EXERCISE AIM: Exactly repeat all the records below, omitting the images they hold.

########

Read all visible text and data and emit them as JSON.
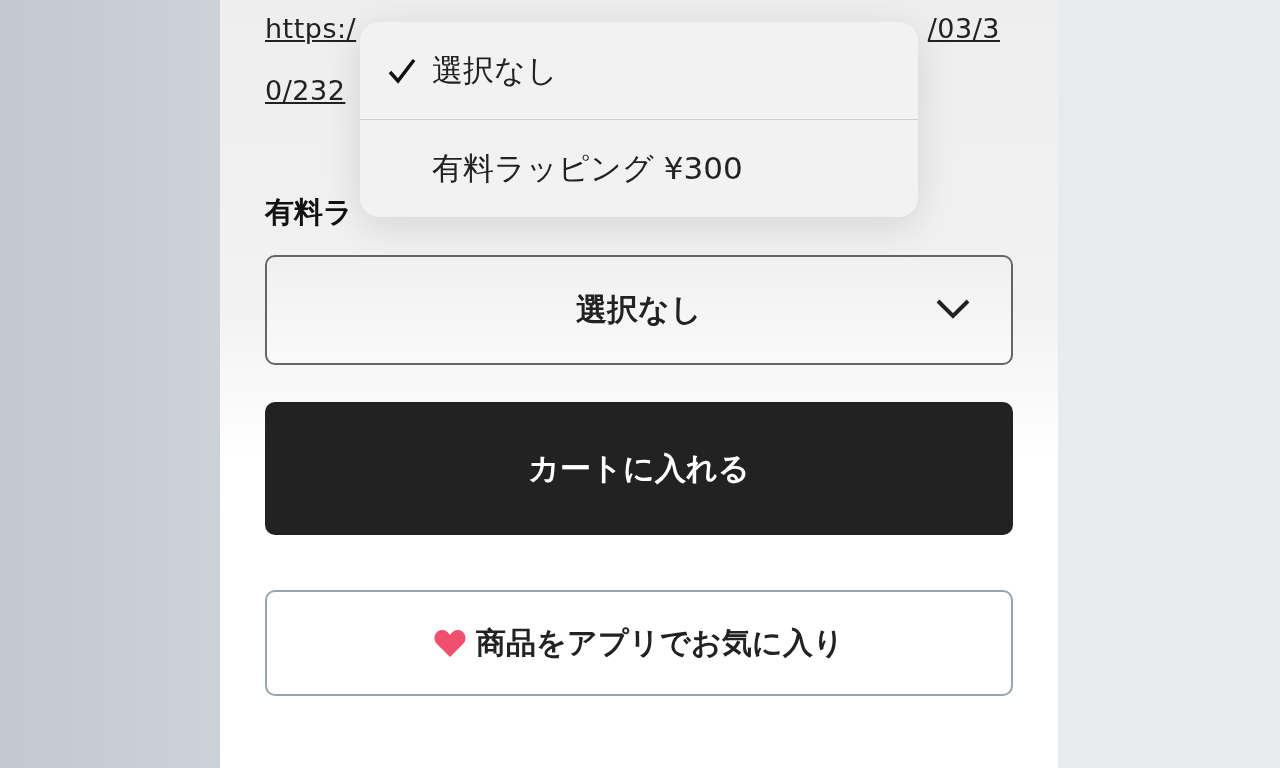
{
  "link_lines": [
    [
      "https:/",
      "/03/3"
    ],
    [
      "0/232"
    ]
  ],
  "wrapping_label": "有料ラ",
  "wrapping_select": {
    "value": "選択なし",
    "expanded": true
  },
  "dropdown_options": [
    {
      "label": "選択なし",
      "selected": true
    },
    {
      "label": "有料ラッピング ¥300",
      "selected": false
    }
  ],
  "cart_button": "カートに入れる",
  "favorite_button": "商品をアプリでお気に入り"
}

########

REPLY TO THE EXERCISE:
Read all visible text and data and emit them as JSON.
{
  "link_lines": [
    [
      "https:/",
      "/03/3"
    ],
    [
      "0/232"
    ]
  ],
  "wrapping_label": "有料ラ",
  "wrapping_select": {
    "value": "選択なし",
    "expanded": true
  },
  "dropdown_options": [
    {
      "label": "選択なし",
      "selected": true
    },
    {
      "label": "有料ラッピング ¥300",
      "selected": false
    }
  ],
  "cart_button": "カートに入れる",
  "favorite_button": "商品をアプリでお気に入り"
}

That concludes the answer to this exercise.